>> START EXCERPTED RECORDS
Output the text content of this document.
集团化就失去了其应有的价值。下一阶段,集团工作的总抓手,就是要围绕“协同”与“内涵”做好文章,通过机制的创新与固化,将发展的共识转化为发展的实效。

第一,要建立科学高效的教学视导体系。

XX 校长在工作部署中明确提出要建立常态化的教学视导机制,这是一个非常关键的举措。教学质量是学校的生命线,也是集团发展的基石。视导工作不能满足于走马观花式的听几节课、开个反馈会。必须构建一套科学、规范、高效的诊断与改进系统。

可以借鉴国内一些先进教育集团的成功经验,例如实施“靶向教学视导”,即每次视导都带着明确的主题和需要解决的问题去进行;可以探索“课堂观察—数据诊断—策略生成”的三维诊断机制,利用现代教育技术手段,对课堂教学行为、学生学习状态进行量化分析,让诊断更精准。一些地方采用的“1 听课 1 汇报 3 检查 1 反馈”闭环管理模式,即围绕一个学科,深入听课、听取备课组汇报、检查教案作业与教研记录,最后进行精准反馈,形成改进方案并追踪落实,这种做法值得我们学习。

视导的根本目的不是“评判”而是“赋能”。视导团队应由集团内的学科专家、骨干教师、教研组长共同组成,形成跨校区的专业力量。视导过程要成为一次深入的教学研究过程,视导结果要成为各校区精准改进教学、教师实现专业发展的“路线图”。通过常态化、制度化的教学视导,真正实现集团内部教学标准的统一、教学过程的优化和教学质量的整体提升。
>> END EXCERPTED RECORDS
**WORK TO BE COMPLETED:** Send back every record, precisely as written.

**OUTPUT OF THE TASK:**
Output the text content of this document.
集团化就失去了其应有的价值。下一阶段,集团工作的总抓手,就是要围绕“协同”与“内涵”做好文章,通过机制的创新与固化,将发展的共识转化为发展的实效。

第一,要建立科学高效的教学视导体系。

XX 校长在工作部署中明确提出要建立常态化的教学视导机制,这是一个非常关键的举措。教学质量是学校的生命线,也是集团发展的基石。视导工作不能满足于走马观花式的听几节课、开个反馈会。必须构建一套科学、规范、高效的诊断与改进系统。

可以借鉴国内一些先进教育集团的成功经验,例如实施“靶向教学视导”,即每次视导都带着明确的主题和需要解决的问题去进行;可以探索“课堂观察—数据诊断—策略生成”的三维诊断机制,利用现代教育技术手段,对课堂教学行为、学生学习状态进行量化分析,让诊断更精准。一些地方采用的“1 听课 1 汇报 3 检查 1 反馈”闭环管理模式,即围绕一个学科,深入听课、听取备课组汇报、检查教案作业与教研记录,最后进行精准反馈,形成改进方案并追踪落实,这种做法值得我们学习。

视导的根本目的不是“评判”而是“赋能”。视导团队应由集团内的学科专家、骨干教师、教研组长共同组成,形成跨校区的专业力量。视导过程要成为一次深入的教学研究过程,视导结果要成为各校区精准改进教学、教师实现专业发展的“路线图”。通过常态化、制度化的教学视导,真正实现集团内部教学标准的统一、教学过程的优化和教学质量的整体提升。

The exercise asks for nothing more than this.